Record extracts
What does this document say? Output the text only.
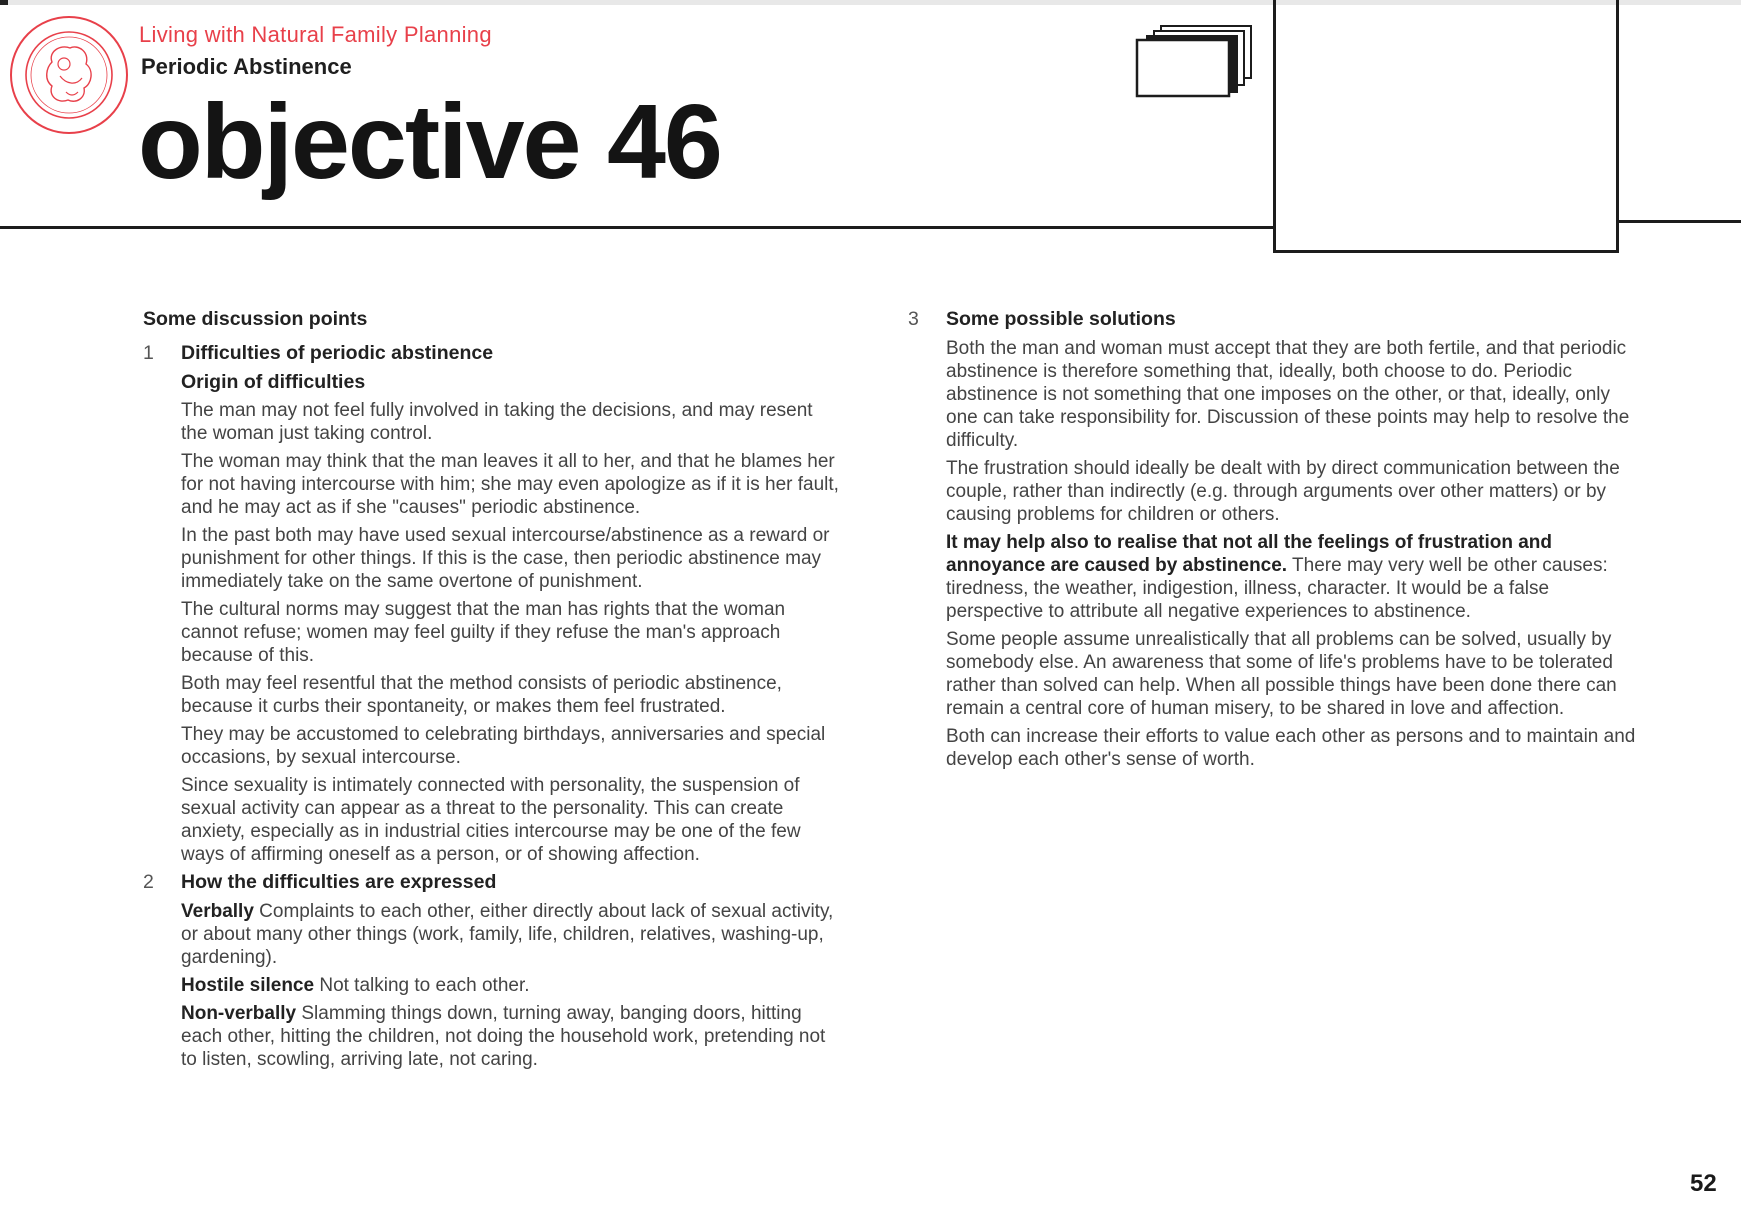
Living with Natural Family Planning
Periodic Abstinence
objective 46
Some discussion points
1 Difficulties of periodic abstinence
Origin of difficulties

The man may not feel fully involved in taking the decisions, and may resent the woman just taking control.

The woman may think that the man leaves it all to her, and that he blames her for not having intercourse with him; she may even apologize as if it is her fault, and he may act as if she "causes" periodic abstinence.

In the past both may have used sexual intercourse/abstinence as a reward or punishment for other things. If this is the case, then periodic abstinence may immediately take on the same overtone of punishment.

The cultural norms may suggest that the man has rights that the woman cannot refuse; women may feel guilty if they refuse the man's approach because of this.

Both may feel resentful that the method consists of periodic abstinence, because it curbs their spontaneity, or makes them feel frustrated.

They may be accustomed to celebrating birthdays, anniversaries and special occasions, by sexual intercourse.

Since sexuality is intimately connected with personality, the suspension of sexual activity can appear as a threat to the personality. This can create anxiety, especially as in industrial cities intercourse may be one of the few ways of affirming oneself as a person, or of showing affection.

2 How the difficulties are expressed

Verbally Complaints to each other, either directly about lack of sexual activity, or about many other things (work, family, life, children, relatives, washing-up, gardening).

Hostile silence Not talking to each other.

Non-verbally Slamming things down, turning away, banging doors, hitting each other, hitting the children, not doing the household work, pretending not to listen, scowling, arriving late, not caring.

3 Some possible solutions

Both the man and woman must accept that they are both fertile, and that periodic abstinence is therefore something that, ideally, both choose to do. Periodic abstinence is not something that one imposes on the other, or that, ideally, only one can take responsibility for. Discussion of these points may help to resolve the difficulty.

The frustration should ideally be dealt with by direct communication between the couple, rather than indirectly (e.g. through arguments over other matters) or by causing problems for children or others.

It may help also to realise that not all the feelings of frustration and annoyance are caused by abstinence. There may very well be other causes: tiredness, the weather, indigestion, illness, character. It would be a false perspective to attribute all negative experiences to abstinence.

Some people assume unrealistically that all problems can be solved, usually by somebody else. An awareness that some of life's problems have to be tolerated rather than solved can help. When all possible things have been done there can remain a central core of human misery, to be shared in love and affection.

Both can increase their efforts to value each other as persons and to maintain and develop each other's sense of worth.

52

What the task asks
Your task is to set down the records shown above exactly, minus any pictures.

Solution to this problem
What does this document say? Output the text only.
Living with Natural Family Planning
Periodic Abstinence
objective 46
Some discussion points
1 Difficulties of periodic abstinence
Origin of difficulties

The man may not feel fully involved in taking the decisions, and may resent the woman just taking control.

The woman may think that the man leaves it all to her, and that he blames her for not having intercourse with him; she may even apologize as if it is her fault, and he may act as if she "causes" periodic abstinence.

In the past both may have used sexual intercourse/abstinence as a reward or punishment for other things. If this is the case, then periodic abstinence may immediately take on the same overtone of punishment.

The cultural norms may suggest that the man has rights that the woman cannot refuse; women may feel guilty if they refuse the man's approach because of this.

Both may feel resentful that the method consists of periodic abstinence, because it curbs their spontaneity, or makes them feel frustrated.

They may be accustomed to celebrating birthdays, anniversaries and special occasions, by sexual intercourse.

Since sexuality is intimately connected with personality, the suspension of sexual activity can appear as a threat to the personality. This can create anxiety, especially as in industrial cities intercourse may be one of the few ways of affirming oneself as a person, or of showing affection.

2 How the difficulties are expressed

Verbally Complaints to each other, either directly about lack of sexual activity, or about many other things (work, family, life, children, relatives, washing-up, gardening).

Hostile silence Not talking to each other.

Non-verbally Slamming things down, turning away, banging doors, hitting each other, hitting the children, not doing the household work, pretending not to listen, scowling, arriving late, not caring.

3 Some possible solutions

Both the man and woman must accept that they are both fertile, and that periodic abstinence is therefore something that, ideally, both choose to do. Periodic abstinence is not something that one imposes on the other, or that, ideally, only one can take responsibility for. Discussion of these points may help to resolve the difficulty.

The frustration should ideally be dealt with by direct communication between the couple, rather than indirectly (e.g. through arguments over other matters) or by causing problems for children or others.

It may help also to realise that not all the feelings of frustration and annoyance are caused by abstinence. There may very well be other causes: tiredness, the weather, indigestion, illness, character. It would be a false perspective to attribute all negative experiences to abstinence.

Some people assume unrealistically that all problems can be solved, usually by somebody else. An awareness that some of life's problems have to be tolerated rather than solved can help. When all possible things have been done there can remain a central core of human misery, to be shared in love and affection.

Both can increase their efforts to value each other as persons and to maintain and develop each other's sense of worth.

52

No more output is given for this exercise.